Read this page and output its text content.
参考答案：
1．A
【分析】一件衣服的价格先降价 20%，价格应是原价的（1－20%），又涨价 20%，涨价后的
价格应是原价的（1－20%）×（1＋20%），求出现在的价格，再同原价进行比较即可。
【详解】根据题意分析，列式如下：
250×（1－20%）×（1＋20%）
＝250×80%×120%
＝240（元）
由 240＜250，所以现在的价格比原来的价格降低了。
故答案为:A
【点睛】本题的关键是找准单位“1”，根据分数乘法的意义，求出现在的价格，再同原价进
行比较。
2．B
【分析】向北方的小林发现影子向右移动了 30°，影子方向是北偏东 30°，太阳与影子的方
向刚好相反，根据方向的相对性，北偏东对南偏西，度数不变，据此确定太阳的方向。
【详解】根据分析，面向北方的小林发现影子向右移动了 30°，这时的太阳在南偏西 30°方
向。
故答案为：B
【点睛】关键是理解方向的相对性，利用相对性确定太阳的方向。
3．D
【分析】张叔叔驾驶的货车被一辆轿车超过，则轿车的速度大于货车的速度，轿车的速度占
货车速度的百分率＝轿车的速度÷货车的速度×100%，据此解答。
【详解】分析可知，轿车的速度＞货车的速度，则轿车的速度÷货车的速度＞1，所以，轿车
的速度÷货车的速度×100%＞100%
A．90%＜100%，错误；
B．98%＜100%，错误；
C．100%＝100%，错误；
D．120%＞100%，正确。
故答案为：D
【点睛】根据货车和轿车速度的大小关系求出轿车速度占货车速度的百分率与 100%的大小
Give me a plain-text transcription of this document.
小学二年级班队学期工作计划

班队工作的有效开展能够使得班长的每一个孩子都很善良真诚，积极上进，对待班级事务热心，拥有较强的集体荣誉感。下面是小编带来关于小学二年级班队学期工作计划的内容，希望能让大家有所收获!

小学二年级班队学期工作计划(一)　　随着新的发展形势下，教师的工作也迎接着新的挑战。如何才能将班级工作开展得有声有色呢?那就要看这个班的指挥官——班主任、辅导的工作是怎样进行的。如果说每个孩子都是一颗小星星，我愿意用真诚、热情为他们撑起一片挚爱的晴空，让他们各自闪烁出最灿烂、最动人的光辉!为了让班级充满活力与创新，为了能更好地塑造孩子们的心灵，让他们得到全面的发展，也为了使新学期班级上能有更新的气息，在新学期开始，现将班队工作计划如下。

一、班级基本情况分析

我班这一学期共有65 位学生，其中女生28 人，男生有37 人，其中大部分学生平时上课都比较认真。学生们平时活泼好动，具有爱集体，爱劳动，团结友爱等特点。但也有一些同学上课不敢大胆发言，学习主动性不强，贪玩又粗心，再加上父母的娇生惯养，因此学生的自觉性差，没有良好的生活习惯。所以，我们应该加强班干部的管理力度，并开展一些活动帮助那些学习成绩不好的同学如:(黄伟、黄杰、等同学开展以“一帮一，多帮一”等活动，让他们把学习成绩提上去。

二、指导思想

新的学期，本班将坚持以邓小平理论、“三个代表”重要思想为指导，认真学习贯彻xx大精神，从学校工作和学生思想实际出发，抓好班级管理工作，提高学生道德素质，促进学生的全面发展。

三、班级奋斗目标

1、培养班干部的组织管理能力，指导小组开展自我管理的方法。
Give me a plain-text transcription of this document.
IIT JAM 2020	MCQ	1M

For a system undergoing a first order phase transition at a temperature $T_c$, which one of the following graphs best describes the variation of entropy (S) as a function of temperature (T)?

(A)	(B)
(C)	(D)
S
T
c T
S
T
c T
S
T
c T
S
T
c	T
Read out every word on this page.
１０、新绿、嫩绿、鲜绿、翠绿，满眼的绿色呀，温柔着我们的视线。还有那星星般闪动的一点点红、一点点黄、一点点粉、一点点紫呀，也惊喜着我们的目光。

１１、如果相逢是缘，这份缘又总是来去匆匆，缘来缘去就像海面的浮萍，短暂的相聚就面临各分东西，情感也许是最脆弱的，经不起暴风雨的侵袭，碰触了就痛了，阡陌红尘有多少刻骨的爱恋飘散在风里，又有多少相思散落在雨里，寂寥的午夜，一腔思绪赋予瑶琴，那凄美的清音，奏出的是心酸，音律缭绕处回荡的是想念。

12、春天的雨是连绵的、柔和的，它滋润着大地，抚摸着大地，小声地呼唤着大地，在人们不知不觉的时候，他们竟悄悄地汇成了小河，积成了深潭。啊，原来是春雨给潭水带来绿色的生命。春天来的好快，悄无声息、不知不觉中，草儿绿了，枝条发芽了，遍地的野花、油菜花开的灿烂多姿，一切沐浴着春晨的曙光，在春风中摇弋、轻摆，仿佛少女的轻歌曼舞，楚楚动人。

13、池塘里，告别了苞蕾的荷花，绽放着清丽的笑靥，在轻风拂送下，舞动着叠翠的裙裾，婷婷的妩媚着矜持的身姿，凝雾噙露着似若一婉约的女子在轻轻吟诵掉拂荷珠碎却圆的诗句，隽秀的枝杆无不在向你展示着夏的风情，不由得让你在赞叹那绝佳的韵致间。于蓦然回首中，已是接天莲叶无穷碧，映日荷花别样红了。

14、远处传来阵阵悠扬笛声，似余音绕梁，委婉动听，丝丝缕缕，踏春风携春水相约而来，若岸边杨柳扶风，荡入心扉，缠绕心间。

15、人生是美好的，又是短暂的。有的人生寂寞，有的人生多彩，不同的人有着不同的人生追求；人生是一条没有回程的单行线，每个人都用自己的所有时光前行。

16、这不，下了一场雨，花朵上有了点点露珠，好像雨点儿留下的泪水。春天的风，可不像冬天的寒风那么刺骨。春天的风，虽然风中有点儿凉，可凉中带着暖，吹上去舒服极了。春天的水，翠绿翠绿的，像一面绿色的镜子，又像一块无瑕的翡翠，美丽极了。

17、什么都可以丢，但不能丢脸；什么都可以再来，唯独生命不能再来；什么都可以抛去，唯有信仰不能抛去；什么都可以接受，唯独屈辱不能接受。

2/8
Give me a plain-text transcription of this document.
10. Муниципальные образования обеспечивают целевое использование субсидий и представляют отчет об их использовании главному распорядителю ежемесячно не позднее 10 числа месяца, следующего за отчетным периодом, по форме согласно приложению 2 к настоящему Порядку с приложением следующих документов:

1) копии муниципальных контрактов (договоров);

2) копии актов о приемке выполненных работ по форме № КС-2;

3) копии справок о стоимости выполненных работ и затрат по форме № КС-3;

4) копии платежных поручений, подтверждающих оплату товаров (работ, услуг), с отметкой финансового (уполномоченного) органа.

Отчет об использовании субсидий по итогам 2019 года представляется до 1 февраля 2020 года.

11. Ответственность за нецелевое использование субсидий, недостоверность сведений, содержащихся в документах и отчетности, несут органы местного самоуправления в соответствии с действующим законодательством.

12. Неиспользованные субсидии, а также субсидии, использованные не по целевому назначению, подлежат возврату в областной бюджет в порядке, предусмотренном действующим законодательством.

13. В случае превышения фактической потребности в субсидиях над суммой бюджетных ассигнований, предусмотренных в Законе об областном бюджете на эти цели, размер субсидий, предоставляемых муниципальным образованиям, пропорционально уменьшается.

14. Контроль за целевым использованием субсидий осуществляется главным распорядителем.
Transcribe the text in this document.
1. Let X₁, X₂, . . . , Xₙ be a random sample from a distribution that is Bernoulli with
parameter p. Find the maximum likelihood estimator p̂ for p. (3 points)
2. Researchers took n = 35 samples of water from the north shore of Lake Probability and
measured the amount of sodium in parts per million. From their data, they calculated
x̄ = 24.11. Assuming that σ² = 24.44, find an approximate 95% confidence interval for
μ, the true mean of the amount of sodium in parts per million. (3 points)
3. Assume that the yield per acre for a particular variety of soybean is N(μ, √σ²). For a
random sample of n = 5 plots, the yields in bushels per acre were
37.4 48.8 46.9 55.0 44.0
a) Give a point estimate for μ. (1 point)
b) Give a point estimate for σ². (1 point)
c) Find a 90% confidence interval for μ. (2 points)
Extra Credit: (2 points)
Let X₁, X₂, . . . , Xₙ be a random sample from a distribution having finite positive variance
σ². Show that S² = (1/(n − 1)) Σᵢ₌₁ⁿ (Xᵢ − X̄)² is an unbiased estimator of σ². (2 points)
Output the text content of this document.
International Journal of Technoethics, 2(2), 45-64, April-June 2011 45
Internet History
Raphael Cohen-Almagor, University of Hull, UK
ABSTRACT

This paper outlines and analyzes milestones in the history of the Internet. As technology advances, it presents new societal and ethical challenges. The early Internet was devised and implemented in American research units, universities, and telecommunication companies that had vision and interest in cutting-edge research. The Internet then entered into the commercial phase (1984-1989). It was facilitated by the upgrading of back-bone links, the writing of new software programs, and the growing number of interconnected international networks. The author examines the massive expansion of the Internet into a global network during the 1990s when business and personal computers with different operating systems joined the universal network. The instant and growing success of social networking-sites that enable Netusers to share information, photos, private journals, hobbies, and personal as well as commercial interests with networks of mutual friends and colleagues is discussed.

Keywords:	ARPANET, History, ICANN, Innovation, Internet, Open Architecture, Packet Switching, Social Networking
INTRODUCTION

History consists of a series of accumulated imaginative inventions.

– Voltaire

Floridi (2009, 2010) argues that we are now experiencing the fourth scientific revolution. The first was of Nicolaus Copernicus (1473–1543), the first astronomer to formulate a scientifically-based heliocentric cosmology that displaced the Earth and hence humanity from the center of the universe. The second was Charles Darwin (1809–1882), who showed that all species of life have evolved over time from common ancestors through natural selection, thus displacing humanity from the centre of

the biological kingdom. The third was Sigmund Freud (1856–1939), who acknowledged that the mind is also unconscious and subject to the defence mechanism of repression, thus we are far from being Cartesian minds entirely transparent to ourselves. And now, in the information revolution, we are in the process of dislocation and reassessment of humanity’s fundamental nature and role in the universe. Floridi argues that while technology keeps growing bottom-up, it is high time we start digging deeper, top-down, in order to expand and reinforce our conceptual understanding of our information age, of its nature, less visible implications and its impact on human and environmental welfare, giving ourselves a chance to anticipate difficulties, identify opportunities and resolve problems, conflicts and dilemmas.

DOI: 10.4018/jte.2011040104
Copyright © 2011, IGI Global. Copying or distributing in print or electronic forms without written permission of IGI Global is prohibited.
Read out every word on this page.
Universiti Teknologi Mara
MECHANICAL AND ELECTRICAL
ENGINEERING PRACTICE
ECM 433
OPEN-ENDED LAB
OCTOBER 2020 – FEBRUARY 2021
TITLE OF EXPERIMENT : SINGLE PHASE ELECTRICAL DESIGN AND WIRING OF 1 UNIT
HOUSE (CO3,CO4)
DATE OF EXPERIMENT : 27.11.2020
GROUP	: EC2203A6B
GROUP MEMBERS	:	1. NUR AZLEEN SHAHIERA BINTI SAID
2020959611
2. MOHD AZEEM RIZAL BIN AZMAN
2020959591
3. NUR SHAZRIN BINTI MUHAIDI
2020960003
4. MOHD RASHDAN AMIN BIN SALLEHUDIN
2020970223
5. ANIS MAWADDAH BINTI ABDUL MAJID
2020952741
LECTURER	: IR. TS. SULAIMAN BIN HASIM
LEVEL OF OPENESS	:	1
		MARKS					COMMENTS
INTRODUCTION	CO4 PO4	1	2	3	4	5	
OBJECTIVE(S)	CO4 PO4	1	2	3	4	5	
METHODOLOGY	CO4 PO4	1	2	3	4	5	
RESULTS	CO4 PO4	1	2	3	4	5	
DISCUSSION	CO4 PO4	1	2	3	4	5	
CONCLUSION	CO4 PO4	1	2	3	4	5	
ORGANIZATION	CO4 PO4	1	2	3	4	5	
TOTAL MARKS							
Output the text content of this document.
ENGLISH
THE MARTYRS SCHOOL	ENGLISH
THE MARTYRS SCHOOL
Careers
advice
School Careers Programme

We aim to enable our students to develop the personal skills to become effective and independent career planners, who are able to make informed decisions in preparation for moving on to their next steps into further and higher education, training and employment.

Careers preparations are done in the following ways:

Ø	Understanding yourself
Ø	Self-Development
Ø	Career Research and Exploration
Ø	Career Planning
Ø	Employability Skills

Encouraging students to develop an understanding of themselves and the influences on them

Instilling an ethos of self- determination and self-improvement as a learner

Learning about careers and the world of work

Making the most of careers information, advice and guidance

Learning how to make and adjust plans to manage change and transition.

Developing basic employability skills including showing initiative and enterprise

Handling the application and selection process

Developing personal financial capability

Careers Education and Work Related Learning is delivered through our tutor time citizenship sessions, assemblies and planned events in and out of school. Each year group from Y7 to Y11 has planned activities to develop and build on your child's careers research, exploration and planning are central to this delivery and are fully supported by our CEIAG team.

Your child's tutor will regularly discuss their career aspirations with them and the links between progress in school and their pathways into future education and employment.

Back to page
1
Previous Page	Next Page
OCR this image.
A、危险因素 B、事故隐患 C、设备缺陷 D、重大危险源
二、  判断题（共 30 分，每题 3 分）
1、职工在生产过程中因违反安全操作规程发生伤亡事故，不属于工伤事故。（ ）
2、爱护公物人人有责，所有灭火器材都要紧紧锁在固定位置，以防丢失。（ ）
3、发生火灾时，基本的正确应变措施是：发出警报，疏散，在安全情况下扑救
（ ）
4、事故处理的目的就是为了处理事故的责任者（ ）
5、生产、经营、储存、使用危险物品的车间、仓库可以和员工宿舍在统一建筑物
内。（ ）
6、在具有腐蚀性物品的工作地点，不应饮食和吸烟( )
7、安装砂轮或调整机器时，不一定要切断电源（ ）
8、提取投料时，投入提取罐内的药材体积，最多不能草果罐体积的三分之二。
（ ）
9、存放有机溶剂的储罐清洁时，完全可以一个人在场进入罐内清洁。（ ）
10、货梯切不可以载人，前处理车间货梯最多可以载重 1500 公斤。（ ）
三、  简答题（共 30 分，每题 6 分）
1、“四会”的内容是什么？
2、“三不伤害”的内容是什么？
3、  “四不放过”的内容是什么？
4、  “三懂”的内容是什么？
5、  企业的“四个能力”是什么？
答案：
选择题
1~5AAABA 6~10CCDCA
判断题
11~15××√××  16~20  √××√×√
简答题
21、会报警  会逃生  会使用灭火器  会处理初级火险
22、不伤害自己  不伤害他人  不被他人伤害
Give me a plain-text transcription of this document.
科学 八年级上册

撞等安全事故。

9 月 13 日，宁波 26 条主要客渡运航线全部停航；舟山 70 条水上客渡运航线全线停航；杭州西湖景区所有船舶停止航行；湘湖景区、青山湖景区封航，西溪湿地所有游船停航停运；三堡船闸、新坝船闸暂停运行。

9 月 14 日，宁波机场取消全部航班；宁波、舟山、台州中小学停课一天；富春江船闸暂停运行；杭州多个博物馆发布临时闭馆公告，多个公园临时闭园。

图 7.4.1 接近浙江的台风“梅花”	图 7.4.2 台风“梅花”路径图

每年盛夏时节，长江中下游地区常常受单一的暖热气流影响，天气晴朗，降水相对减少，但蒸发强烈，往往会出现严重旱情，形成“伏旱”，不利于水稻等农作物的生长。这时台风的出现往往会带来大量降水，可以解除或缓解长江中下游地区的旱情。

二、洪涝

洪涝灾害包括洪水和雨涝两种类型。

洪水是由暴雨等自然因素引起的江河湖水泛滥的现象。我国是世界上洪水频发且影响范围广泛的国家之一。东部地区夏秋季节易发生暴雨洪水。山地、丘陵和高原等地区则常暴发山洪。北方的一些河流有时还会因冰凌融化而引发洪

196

....

§ Job
In the listing, find each line with the string "форме" and copy it.

§ Task response
10. Муниципальные образования обеспечивают целевое использование субсидий и представляют отчет об их использовании главному распорядителю ежемесячно не позднее 10 числа месяца, следующего за отчетным периодом, по форме согласно приложению 2 к настоящему Порядку с приложением следующих документов:
2) копии актов о приемке выполненных работ по форме № КС-2;
3) копии справок о стоимости выполненных работ и затрат по форме № КС-3;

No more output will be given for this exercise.